→ Objective: List all lines of the data that include the string "name".

→ Entries:
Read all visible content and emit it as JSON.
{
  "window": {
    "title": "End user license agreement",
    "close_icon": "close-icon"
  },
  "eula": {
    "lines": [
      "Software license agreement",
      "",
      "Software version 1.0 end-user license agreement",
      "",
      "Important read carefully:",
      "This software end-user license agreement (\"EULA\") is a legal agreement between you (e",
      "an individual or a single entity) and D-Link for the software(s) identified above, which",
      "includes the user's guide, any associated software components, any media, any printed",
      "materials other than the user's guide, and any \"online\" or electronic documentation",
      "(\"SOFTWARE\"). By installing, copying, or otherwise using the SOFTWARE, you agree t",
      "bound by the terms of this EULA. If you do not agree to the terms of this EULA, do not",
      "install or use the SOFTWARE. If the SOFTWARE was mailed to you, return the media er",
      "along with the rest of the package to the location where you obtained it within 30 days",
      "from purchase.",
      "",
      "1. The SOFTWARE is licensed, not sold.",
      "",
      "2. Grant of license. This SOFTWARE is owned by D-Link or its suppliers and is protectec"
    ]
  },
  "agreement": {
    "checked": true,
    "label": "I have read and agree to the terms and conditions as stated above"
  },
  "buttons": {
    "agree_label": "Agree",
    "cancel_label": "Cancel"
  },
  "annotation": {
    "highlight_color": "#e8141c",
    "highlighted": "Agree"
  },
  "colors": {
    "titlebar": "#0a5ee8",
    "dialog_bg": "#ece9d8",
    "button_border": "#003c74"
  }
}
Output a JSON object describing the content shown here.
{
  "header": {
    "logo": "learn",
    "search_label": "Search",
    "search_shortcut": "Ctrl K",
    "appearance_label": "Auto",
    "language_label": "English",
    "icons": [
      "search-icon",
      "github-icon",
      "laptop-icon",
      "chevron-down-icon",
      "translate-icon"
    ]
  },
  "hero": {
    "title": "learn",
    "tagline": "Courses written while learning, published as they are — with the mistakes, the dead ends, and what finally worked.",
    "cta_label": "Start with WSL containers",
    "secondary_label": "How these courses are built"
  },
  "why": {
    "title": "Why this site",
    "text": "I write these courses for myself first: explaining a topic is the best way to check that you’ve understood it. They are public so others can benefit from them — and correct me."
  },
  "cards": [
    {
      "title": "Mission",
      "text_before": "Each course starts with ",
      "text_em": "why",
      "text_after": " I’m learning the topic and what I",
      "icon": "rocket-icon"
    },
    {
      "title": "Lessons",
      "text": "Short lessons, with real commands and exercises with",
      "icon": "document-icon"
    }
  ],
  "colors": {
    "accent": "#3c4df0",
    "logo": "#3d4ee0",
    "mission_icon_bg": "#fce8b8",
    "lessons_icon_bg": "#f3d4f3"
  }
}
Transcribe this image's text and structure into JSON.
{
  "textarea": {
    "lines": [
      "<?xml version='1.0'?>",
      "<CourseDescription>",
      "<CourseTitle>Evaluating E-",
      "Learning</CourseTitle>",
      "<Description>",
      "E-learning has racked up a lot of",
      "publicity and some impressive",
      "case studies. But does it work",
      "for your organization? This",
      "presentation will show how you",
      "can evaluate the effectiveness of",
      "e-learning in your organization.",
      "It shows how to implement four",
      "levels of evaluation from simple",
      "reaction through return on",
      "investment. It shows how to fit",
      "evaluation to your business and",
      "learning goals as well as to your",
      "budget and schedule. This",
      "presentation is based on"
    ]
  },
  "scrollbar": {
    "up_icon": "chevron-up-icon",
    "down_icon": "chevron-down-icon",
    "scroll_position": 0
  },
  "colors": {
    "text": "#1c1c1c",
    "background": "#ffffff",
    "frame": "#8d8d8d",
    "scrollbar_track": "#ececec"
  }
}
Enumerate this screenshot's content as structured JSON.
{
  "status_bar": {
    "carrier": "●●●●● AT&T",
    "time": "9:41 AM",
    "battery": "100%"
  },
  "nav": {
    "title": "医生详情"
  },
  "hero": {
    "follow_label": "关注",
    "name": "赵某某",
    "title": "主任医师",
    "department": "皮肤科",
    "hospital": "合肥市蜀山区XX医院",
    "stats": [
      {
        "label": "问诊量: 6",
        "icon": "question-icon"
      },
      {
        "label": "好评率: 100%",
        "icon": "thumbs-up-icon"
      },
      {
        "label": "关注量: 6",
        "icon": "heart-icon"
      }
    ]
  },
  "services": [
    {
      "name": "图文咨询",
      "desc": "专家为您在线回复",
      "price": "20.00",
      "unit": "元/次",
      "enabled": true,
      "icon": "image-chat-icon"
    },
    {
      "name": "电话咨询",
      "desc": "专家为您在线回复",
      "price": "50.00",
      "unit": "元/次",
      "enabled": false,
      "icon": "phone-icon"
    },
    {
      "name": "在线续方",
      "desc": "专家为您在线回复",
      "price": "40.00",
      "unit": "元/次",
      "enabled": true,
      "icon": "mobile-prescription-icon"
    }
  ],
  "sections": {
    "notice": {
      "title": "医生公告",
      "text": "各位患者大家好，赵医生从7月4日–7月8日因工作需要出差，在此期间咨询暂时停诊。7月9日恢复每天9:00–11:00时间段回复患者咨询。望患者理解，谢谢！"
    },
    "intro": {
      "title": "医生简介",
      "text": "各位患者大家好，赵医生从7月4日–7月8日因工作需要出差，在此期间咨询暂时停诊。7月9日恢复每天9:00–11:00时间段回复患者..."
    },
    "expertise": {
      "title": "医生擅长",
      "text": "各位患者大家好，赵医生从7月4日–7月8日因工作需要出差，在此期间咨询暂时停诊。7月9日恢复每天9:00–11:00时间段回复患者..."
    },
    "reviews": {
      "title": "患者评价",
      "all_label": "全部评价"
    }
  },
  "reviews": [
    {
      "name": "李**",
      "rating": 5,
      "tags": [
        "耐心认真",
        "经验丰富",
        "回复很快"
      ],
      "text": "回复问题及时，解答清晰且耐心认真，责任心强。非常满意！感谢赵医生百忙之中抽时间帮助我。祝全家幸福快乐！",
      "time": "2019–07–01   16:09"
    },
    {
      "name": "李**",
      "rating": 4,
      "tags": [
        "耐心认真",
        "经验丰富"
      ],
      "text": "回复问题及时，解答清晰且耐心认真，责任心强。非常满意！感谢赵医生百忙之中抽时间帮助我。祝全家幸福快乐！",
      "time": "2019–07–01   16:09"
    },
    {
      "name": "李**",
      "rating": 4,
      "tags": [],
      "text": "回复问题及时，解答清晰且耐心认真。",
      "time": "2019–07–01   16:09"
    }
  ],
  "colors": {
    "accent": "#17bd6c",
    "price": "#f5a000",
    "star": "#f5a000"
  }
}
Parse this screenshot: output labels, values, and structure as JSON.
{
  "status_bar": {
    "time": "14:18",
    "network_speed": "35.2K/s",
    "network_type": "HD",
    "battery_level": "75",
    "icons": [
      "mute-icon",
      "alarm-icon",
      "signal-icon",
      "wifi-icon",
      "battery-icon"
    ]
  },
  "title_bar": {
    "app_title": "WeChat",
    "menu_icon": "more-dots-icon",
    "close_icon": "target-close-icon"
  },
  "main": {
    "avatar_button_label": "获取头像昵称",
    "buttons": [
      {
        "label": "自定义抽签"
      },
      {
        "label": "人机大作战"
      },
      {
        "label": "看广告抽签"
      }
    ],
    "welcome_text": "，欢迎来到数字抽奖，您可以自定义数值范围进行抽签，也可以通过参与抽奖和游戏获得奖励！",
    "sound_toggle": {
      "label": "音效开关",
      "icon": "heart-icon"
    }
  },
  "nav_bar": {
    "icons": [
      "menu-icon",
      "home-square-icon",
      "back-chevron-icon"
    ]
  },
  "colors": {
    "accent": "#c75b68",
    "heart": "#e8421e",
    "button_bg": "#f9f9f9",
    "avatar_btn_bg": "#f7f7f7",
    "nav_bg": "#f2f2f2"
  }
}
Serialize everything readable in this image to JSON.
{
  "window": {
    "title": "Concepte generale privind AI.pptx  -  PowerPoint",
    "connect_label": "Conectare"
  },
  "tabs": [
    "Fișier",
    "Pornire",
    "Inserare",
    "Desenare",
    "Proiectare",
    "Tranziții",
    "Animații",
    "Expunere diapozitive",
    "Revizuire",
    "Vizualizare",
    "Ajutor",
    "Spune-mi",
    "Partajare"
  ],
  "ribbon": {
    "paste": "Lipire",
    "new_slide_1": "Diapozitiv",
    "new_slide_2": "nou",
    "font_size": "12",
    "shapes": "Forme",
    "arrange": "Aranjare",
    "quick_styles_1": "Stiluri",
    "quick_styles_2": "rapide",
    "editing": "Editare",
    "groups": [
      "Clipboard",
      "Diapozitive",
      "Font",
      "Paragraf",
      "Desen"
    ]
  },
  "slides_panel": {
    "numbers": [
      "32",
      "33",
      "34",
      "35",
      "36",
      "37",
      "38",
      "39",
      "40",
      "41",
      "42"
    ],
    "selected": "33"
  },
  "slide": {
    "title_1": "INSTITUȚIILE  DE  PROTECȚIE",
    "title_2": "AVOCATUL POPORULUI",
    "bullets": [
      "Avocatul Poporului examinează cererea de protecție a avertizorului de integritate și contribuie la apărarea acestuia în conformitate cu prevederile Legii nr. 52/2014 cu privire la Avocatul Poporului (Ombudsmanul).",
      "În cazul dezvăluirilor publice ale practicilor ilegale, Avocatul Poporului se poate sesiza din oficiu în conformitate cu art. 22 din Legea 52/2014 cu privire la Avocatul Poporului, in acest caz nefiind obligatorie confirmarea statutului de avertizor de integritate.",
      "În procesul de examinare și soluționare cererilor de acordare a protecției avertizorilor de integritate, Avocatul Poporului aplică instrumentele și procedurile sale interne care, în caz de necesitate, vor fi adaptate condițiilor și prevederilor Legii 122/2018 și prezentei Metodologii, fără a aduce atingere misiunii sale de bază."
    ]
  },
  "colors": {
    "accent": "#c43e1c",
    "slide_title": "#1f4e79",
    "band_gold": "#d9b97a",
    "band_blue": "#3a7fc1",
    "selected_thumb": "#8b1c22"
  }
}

→ Task response:
    "name": "赵某某",
      "name": "图文咨询",
      "name": "电话咨询",
      "name": "在线续方",
      "name": "李**",
      "name": "李**",
      "name": "李**",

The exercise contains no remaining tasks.